§ **Instructions to follow**
Will you write out all the entries below exactly?

Records from a collection of figures
--- START ---

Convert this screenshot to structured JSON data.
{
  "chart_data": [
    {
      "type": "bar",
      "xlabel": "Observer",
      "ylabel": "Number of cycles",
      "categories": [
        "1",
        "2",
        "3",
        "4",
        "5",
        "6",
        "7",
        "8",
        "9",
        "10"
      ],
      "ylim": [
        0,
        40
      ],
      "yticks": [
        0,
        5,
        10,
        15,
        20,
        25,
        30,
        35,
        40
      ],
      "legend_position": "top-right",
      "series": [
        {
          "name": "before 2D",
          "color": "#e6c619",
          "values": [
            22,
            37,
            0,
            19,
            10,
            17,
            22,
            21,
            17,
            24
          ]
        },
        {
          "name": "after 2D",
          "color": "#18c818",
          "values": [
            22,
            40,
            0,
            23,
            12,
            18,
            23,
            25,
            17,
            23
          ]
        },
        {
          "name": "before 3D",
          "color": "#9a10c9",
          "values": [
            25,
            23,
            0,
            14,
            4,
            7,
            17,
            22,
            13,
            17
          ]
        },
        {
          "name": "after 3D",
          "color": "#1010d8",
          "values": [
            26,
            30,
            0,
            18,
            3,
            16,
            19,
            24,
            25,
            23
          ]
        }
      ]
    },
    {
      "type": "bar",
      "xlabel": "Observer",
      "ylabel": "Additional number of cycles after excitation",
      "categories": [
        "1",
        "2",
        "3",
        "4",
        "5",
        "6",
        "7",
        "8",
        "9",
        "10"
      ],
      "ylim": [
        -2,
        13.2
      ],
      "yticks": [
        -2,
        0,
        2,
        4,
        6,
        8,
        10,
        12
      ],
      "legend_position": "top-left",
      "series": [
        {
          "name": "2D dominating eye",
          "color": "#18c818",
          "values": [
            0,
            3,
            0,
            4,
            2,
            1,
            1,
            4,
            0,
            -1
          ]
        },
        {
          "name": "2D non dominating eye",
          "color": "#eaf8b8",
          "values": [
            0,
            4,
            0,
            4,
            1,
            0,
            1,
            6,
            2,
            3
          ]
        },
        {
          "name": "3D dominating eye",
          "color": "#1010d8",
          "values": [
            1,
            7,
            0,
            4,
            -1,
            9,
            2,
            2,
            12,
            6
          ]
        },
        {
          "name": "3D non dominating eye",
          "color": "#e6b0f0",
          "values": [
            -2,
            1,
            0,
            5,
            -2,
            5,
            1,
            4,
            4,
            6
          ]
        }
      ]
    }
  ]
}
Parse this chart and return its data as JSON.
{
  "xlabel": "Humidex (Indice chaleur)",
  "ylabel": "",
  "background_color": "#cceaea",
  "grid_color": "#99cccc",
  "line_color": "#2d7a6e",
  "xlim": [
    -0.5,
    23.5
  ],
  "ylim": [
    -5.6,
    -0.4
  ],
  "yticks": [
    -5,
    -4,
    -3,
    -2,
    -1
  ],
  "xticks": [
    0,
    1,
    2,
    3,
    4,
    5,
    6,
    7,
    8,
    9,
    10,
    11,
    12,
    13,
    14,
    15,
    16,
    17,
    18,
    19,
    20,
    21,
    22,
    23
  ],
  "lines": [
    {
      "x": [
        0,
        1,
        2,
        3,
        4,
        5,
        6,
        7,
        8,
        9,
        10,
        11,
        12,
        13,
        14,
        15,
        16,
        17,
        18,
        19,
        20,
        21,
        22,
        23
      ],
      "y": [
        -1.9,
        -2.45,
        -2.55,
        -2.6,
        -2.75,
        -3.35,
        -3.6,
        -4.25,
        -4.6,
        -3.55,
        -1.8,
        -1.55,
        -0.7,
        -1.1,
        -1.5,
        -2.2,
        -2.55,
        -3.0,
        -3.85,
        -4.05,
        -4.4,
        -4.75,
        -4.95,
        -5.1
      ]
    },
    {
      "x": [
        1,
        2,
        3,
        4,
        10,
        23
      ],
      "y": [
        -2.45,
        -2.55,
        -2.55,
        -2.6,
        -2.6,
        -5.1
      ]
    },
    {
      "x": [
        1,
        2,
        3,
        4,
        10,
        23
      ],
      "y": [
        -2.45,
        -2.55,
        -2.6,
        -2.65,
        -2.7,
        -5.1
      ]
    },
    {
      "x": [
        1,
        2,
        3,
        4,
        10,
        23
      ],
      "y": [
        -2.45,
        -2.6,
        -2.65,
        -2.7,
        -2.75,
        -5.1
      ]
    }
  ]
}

--- END ---

§ **Finished exercise**
Convert this screenshot to structured JSON data.
{
  "chart_data": [
    {
      "type": "bar",
      "xlabel": "Observer",
      "ylabel": "Number of cycles",
      "categories": [
        "1",
        "2",
        "3",
        "4",
        "5",
        "6",
        "7",
        "8",
        "9",
        "10"
      ],
      "ylim": [
        0,
        40
      ],
      "yticks": [
        0,
        5,
        10,
        15,
        20,
        25,
        30,
        35,
        40
      ],
      "legend_position": "top-right",
      "series": [
        {
          "name": "before 2D",
          "color": "#e6c619",
          "values": [
            22,
            37,
            0,
            19,
            10,
            17,
            22,
            21,
            17,
            24
          ]
        },
        {
          "name": "after 2D",
          "color": "#18c818",
          "values": [
            22,
            40,
            0,
            23,
            12,
            18,
            23,
            25,
            17,
            23
          ]
        },
        {
          "name": "before 3D",
          "color": "#9a10c9",
          "values": [
            25,
            23,
            0,
            14,
            4,
            7,
            17,
            22,
            13,
            17
          ]
        },
        {
          "name": "after 3D",
          "color": "#1010d8",
          "values": [
            26,
            30,
            0,
            18,
            3,
            16,
            19,
            24,
            25,
            23
          ]
        }
      ]
    },
    {
      "type": "bar",
      "xlabel": "Observer",
      "ylabel": "Additional number of cycles after excitation",
      "categories": [
        "1",
        "2",
        "3",
        "4",
        "5",
        "6",
        "7",
        "8",
        "9",
        "10"
      ],
      "ylim": [
        -2,
        13.2
      ],
      "yticks": [
        -2,
        0,
        2,
        4,
        6,
        8,
        10,
        12
      ],
      "legend_position": "top-left",
      "series": [
        {
          "name": "2D dominating eye",
          "color": "#18c818",
          "values": [
            0,
            3,
            0,
            4,
            2,
            1,
            1,
            4,
            0,
            -1
          ]
        },
        {
          "name": "2D non dominating eye",
          "color": "#eaf8b8",
          "values": [
            0,
            4,
            0,
            4,
            1,
            0,
            1,
            6,
            2,
            3
          ]
        },
        {
          "name": "3D dominating eye",
          "color": "#1010d8",
          "values": [
            1,
            7,
            0,
            4,
            -1,
            9,
            2,
            2,
            12,
            6
          ]
        },
        {
          "name": "3D non dominating eye",
          "color": "#e6b0f0",
          "values": [
            -2,
            1,
            0,
            5,
            -2,
            5,
            1,
            4,
            4,
            6
          ]
        }
      ]
    }
  ]
}
Parse this chart and return its data as JSON.
{
  "xlabel": "Humidex (Indice chaleur)",
  "ylabel": "",
  "background_color": "#cceaea",
  "grid_color": "#99cccc",
  "line_color": "#2d7a6e",
  "xlim": [
    -0.5,
    23.5
  ],
  "ylim": [
    -5.6,
    -0.4
  ],
  "yticks": [
    -5,
    -4,
    -3,
    -2,
    -1
  ],
  "xticks": [
    0,
    1,
    2,
    3,
    4,
    5,
    6,
    7,
    8,
    9,
    10,
    11,
    12,
    13,
    14,
    15,
    16,
    17,
    18,
    19,
    20,
    21,
    22,
    23
  ],
  "lines": [
    {
      "x": [
        0,
        1,
        2,
        3,
        4,
        5,
        6,
        7,
        8,
        9,
        10,
        11,
        12,
        13,
        14,
        15,
        16,
        17,
        18,
        19,
        20,
        21,
        22,
        23
      ],
      "y": [
        -1.9,
        -2.45,
        -2.55,
        -2.6,
        -2.75,
        -3.35,
        -3.6,
        -4.25,
        -4.6,
        -3.55,
        -1.8,
        -1.55,
        -0.7,
        -1.1,
        -1.5,
        -2.2,
        -2.55,
        -3.0,
        -3.85,
        -4.05,
        -4.4,
        -4.75,
        -4.95,
        -5.1
      ]
    },
    {
      "x": [
        1,
        2,
        3,
        4,
        10,
        23
      ],
      "y": [
        -2.45,
        -2.55,
        -2.55,
        -2.6,
        -2.6,
        -5.1
      ]
    },
    {
      "x": [
        1,
        2,
        3,
        4,
        10,
        23
      ],
      "y": [
        -2.45,
        -2.55,
        -2.6,
        -2.65,
        -2.7,
        -5.1
      ]
    },
    {
      "x": [
        1,
        2,
        3,
        4,
        10,
        23
      ],
      "y": [
        -2.45,
        -2.6,
        -2.65,
        -2.7,
        -2.75,
        -5.1
      ]
    }
  ]
}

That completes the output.